(WORK REQUIRED): Gather every line below where "JSON" appears.

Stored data
_ _ _

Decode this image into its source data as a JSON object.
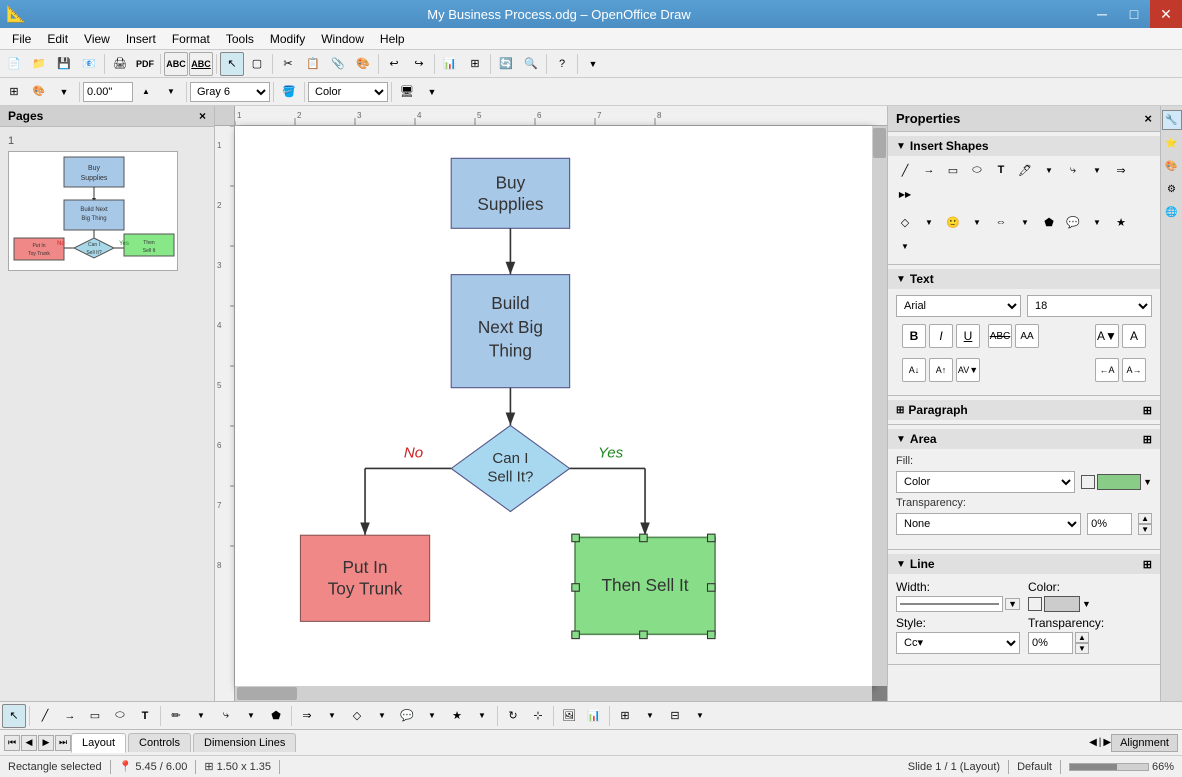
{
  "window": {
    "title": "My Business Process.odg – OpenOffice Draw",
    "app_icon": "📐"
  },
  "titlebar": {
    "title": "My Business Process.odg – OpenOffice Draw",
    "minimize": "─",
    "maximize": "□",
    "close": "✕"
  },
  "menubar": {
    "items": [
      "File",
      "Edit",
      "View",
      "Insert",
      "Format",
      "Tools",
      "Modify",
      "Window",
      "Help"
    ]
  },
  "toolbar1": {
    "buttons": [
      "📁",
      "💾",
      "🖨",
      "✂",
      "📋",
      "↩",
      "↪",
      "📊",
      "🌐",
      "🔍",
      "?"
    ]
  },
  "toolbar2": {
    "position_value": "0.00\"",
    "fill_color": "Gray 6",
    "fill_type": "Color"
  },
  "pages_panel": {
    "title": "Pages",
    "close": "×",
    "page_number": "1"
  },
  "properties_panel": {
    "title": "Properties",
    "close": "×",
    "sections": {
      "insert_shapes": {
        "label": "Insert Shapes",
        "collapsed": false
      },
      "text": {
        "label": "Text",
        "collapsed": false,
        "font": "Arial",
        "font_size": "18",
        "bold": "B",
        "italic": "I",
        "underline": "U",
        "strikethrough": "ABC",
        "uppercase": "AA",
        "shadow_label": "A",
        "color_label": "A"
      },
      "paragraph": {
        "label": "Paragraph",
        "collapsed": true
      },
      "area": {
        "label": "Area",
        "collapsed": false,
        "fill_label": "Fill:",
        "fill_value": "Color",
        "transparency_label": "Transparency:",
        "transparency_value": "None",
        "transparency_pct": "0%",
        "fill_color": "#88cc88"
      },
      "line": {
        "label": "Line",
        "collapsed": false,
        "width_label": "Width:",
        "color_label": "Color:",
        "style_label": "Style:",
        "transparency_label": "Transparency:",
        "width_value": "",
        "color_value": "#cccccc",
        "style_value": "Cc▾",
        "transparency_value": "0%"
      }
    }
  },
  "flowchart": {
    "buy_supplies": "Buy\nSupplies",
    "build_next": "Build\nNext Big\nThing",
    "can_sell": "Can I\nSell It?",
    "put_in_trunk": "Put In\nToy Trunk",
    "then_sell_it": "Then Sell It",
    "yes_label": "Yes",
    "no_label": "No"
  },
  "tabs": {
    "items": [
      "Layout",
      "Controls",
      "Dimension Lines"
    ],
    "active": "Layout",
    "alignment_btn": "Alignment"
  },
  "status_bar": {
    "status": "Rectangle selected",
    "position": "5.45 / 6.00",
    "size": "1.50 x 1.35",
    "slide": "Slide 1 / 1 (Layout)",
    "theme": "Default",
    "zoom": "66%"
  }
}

_ _ _

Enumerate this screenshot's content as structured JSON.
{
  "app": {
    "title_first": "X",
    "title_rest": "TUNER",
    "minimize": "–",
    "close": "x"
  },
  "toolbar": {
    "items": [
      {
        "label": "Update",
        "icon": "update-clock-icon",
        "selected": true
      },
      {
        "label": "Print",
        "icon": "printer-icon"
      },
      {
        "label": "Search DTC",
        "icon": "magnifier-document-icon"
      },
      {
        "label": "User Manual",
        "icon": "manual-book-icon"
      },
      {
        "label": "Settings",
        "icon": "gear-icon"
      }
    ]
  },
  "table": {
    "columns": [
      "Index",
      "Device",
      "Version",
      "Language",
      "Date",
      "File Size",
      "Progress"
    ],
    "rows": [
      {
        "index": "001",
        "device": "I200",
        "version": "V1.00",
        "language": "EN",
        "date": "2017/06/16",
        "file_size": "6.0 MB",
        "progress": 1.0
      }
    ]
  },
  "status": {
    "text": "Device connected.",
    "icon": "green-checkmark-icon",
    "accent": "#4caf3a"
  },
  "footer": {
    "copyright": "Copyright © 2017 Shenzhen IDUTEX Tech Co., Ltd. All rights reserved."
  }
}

_ _ _

(ANSWER TO THE TASK):
Decode this image into its source data as a JSON object.
Enumerate this screenshot's content as structured JSON.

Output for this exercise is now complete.